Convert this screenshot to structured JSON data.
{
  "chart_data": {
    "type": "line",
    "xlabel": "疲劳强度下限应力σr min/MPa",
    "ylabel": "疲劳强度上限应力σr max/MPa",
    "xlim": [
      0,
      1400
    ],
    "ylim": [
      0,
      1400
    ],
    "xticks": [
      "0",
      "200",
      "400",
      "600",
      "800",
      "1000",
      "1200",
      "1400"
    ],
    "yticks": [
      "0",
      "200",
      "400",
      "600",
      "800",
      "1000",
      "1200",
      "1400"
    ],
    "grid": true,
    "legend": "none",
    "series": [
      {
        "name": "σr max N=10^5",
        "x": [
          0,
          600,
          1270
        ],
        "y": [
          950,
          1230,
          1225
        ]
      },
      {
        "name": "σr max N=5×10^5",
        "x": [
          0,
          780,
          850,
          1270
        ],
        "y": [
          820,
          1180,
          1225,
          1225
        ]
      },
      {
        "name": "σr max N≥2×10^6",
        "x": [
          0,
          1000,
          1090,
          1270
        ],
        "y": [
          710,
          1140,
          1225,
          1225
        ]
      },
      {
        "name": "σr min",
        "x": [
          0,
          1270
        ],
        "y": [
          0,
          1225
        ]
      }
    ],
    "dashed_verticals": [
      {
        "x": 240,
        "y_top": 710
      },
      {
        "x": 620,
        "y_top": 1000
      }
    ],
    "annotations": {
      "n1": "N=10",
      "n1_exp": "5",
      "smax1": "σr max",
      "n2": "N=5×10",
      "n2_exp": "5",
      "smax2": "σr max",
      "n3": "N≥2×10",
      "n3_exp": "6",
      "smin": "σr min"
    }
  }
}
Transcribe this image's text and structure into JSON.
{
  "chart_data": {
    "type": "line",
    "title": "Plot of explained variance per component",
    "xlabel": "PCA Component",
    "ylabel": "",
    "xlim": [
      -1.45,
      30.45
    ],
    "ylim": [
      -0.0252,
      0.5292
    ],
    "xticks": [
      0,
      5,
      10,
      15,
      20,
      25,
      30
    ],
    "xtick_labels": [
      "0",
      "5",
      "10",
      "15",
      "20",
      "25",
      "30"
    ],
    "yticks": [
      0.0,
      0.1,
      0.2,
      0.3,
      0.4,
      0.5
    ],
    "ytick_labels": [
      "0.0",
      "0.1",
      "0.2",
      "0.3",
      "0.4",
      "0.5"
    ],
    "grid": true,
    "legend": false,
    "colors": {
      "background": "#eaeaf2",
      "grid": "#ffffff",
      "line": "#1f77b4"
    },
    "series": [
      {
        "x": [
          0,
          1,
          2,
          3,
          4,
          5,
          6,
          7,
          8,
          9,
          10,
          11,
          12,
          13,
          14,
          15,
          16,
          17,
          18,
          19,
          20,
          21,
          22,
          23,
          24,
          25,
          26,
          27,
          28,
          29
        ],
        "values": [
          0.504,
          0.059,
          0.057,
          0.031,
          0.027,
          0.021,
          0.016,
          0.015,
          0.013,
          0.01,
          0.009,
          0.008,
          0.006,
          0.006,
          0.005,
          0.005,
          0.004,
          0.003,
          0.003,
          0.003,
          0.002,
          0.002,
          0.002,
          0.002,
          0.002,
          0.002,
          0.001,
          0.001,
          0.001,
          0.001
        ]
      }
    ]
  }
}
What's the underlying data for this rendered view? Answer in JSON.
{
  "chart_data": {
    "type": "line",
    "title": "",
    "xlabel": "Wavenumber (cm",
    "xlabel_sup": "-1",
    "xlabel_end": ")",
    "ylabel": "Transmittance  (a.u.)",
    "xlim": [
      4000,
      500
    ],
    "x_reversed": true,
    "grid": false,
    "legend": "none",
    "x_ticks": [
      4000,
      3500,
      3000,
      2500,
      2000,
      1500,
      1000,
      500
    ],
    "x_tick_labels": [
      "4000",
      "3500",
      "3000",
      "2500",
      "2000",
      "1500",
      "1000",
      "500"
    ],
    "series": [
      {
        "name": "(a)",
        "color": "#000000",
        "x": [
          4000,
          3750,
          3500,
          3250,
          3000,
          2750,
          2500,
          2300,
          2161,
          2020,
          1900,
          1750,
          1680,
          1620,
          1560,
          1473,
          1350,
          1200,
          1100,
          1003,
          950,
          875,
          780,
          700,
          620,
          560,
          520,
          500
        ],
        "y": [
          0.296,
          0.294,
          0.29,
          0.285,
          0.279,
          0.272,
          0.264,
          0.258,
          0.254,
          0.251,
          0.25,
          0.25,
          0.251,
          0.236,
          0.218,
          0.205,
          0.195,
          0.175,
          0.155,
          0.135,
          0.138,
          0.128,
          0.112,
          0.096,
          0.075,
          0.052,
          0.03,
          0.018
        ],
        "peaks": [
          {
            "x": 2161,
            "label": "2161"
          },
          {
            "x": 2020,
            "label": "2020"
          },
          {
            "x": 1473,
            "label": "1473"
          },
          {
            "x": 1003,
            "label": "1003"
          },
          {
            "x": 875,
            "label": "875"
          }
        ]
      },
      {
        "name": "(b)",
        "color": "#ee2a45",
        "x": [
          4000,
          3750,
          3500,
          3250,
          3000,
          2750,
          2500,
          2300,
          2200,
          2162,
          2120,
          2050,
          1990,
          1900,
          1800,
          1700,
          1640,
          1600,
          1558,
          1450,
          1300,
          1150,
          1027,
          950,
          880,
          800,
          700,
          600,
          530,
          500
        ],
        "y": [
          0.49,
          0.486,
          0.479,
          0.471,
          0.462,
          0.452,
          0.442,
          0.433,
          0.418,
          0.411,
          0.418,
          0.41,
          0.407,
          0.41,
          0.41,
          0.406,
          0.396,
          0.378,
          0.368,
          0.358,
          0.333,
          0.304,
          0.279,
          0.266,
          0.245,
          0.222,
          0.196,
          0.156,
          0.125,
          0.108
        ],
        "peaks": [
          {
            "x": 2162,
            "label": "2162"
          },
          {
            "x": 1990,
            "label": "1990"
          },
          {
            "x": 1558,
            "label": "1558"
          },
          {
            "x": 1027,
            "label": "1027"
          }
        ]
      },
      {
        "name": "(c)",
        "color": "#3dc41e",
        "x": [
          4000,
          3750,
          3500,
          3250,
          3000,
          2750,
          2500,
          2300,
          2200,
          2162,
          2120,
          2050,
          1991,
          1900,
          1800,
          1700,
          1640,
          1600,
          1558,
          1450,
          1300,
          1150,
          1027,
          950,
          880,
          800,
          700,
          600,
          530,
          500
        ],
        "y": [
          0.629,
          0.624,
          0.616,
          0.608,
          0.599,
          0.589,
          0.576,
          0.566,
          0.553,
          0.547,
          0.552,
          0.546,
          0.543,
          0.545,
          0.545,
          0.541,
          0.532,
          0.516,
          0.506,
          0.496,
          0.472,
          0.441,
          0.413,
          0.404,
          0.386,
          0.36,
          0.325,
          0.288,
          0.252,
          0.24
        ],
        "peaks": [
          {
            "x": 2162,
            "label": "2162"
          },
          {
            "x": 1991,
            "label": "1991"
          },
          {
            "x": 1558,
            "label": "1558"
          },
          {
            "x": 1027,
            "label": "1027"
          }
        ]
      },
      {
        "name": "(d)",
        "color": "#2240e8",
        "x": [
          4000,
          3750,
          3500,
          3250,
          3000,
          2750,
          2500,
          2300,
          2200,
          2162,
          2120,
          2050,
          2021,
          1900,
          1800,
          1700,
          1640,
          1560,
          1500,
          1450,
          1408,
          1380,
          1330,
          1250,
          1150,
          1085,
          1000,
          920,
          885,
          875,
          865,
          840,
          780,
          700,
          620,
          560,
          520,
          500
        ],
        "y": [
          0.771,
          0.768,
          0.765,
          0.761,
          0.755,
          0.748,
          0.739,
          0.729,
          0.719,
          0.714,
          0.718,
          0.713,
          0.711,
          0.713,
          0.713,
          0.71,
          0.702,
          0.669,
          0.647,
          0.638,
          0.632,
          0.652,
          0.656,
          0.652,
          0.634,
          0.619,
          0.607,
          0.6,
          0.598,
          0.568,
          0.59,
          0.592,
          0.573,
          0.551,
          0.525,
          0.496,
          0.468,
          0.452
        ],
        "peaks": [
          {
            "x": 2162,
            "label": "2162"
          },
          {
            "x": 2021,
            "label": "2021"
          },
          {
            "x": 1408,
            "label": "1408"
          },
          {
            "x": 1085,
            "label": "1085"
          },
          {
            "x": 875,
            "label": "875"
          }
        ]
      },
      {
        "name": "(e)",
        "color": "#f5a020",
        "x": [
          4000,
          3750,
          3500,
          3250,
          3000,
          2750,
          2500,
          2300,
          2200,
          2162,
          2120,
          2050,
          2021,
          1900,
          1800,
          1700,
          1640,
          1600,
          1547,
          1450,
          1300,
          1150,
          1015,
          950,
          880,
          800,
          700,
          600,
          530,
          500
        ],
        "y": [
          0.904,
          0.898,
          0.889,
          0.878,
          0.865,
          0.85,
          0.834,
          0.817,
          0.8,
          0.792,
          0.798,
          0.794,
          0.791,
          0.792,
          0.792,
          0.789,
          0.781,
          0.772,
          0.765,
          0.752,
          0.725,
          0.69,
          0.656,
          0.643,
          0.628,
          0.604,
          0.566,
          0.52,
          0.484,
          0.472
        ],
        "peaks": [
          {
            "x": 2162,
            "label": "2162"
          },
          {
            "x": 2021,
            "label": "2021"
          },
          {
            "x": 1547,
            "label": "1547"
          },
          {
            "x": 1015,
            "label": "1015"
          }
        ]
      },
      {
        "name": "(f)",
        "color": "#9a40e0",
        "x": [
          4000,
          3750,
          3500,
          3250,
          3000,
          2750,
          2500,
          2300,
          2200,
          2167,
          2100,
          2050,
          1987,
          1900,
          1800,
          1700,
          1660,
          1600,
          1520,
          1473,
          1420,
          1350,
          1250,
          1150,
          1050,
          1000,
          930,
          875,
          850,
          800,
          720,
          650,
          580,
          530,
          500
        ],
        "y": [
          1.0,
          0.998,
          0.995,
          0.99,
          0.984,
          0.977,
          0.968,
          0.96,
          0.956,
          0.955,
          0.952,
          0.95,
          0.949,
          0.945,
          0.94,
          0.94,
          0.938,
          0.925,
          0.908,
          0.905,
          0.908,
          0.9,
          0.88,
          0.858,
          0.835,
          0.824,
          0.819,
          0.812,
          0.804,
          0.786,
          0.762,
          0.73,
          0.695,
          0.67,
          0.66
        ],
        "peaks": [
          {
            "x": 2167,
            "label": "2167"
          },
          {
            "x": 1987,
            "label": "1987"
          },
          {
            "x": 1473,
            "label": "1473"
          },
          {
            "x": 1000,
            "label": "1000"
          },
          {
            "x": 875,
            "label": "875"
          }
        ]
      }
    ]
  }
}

_Exercise directions_
State the number of lines above that hold the string "ylabel", with nothing added.

_Result for this exercise_
3